[Items listed in a dataset]
________

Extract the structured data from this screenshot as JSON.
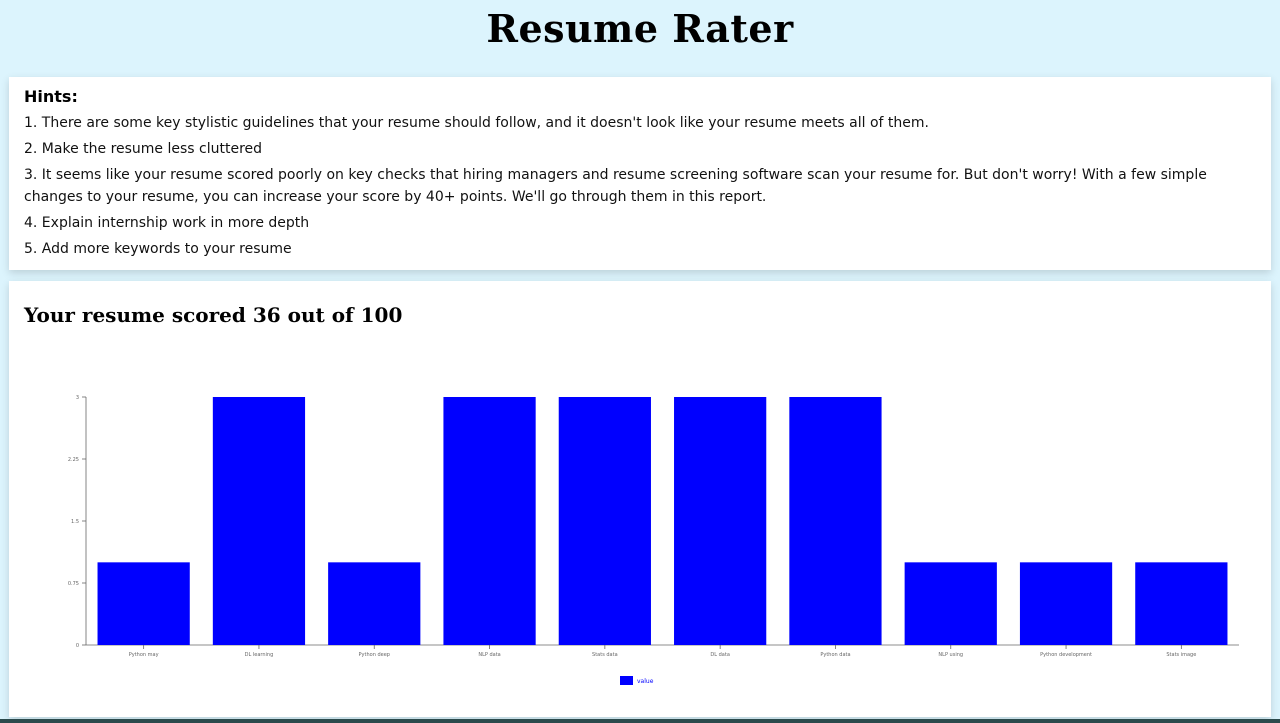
{
  "app": {
    "title": "Resume Rater"
  },
  "hints": {
    "title": "Hints:",
    "items": [
      "1. There are some key stylistic guidelines that your resume should follow, and it doesn't look like your resume meets all of them.",
      "2. Make the resume less cluttered",
      "3. It seems like your resume scored poorly on key checks that hiring managers and resume screening software scan your resume for. But don't worry! With a few simple changes to your resume, you can increase your score by 40+ points. We'll go through them in this report.",
      "4. Explain internship work in more depth",
      "5. Add more keywords to your resume"
    ]
  },
  "score": {
    "prefix": "Your resume scored ",
    "value": "36",
    "middle": " out of ",
    "max": "100"
  },
  "chart_data": {
    "type": "bar",
    "categories": [
      "Python may",
      "DL learning",
      "Python deep",
      "NLP data",
      "Stats data",
      "DL data",
      "Python data",
      "NLP using",
      "Python development",
      "Stats image"
    ],
    "series": [
      {
        "name": "value",
        "values": [
          1,
          3,
          1,
          3,
          3,
          3,
          3,
          1,
          1,
          1
        ],
        "color": "#0000ff"
      }
    ],
    "yticks": [
      "0",
      "0.75",
      "1.5",
      "2.25",
      "3"
    ],
    "ylim": [
      0,
      3
    ],
    "grid": false,
    "legend": "bottom-center"
  }
}
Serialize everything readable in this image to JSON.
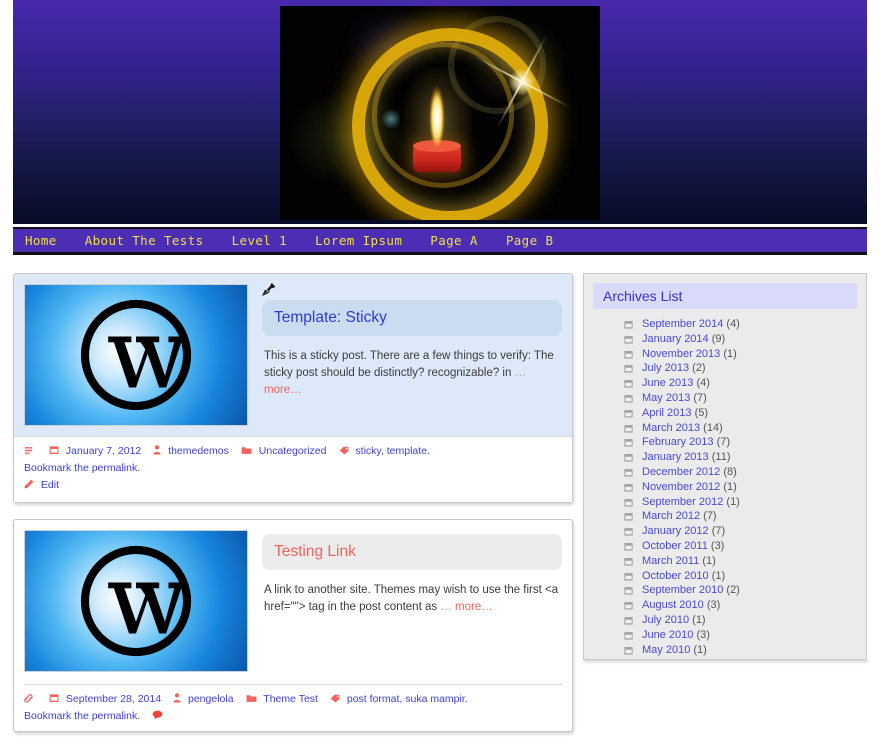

________

=== TASK TO CARRY OUT ===
Write out each entry exactly as given, but skip the pictures.

=== SOLUTION BELOW ===
Extract the structured data from this screenshot as JSON.
{
  "app": {
    "title": "Resume Rater"
  },
  "hints": {
    "title": "Hints:",
    "items": [
      "1. There are some key stylistic guidelines that your resume should follow, and it doesn't look like your resume meets all of them.",
      "2. Make the resume less cluttered",
      "3. It seems like your resume scored poorly on key checks that hiring managers and resume screening software scan your resume for. But don't worry! With a few simple changes to your resume, you can increase your score by 40+ points. We'll go through them in this report.",
      "4. Explain internship work in more depth",
      "5. Add more keywords to your resume"
    ]
  },
  "score": {
    "prefix": "Your resume scored ",
    "value": "36",
    "middle": " out of ",
    "max": "100"
  },
  "chart_data": {
    "type": "bar",
    "categories": [
      "Python may",
      "DL learning",
      "Python deep",
      "NLP data",
      "Stats data",
      "DL data",
      "Python data",
      "NLP using",
      "Python development",
      "Stats image"
    ],
    "series": [
      {
        "name": "value",
        "values": [
          1,
          3,
          1,
          3,
          3,
          3,
          3,
          1,
          1,
          1
        ],
        "color": "#0000ff"
      }
    ],
    "yticks": [
      "0",
      "0.75",
      "1.5",
      "2.25",
      "3"
    ],
    "ylim": [
      0,
      3
    ],
    "grid": false,
    "legend": "bottom-center"
  }
}
Serialize everything readable in this image to JSON.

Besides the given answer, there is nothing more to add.